··· RECORDS FOR PROCESSING ···

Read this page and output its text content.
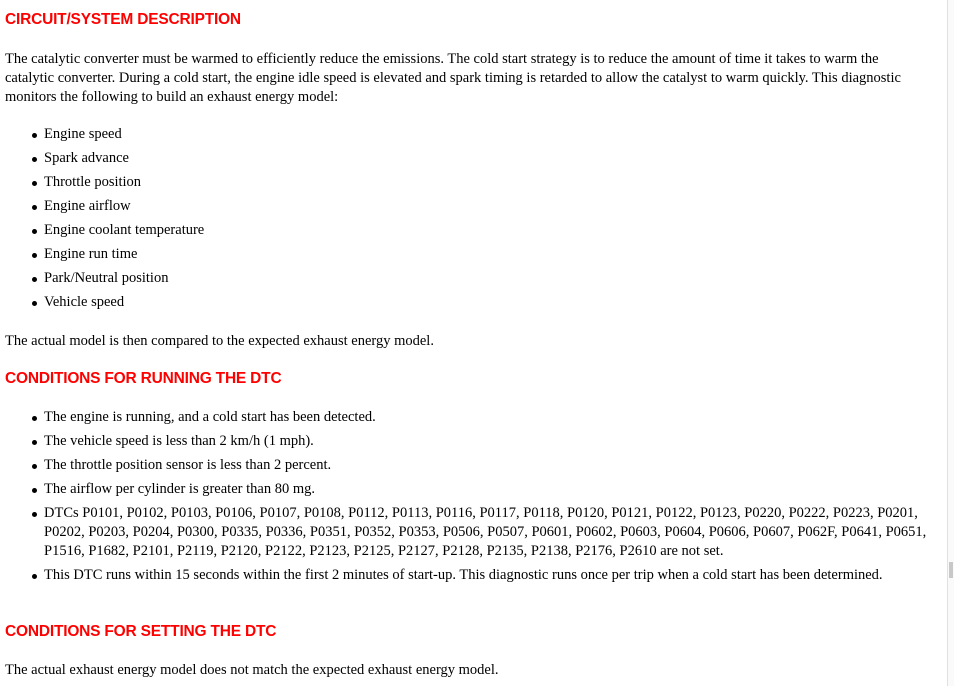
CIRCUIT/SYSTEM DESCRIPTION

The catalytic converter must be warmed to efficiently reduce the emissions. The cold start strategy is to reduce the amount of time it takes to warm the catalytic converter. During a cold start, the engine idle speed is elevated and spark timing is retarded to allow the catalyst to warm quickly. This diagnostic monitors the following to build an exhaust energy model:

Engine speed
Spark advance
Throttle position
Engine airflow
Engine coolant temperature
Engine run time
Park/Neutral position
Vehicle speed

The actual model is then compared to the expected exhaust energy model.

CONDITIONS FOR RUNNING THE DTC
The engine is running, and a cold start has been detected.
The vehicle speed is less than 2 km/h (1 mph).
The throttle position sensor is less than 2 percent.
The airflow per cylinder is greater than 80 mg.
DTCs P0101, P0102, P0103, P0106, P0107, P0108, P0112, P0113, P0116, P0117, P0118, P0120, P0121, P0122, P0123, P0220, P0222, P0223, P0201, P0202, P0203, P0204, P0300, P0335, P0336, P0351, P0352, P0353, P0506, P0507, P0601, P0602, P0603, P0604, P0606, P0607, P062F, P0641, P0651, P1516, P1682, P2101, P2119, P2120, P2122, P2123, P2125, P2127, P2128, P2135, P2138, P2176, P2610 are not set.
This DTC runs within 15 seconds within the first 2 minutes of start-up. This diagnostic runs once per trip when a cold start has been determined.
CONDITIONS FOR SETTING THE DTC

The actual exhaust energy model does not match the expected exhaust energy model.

···

### TASK BRIEF
Gather all lines with the string "been" from the data.

### FULL ANSWER
The engine is running, and a cold start has been detected.
This DTC runs within 15 seconds within the first 2 minutes of start-up. This diagnostic runs once per trip when a cold start has been determined.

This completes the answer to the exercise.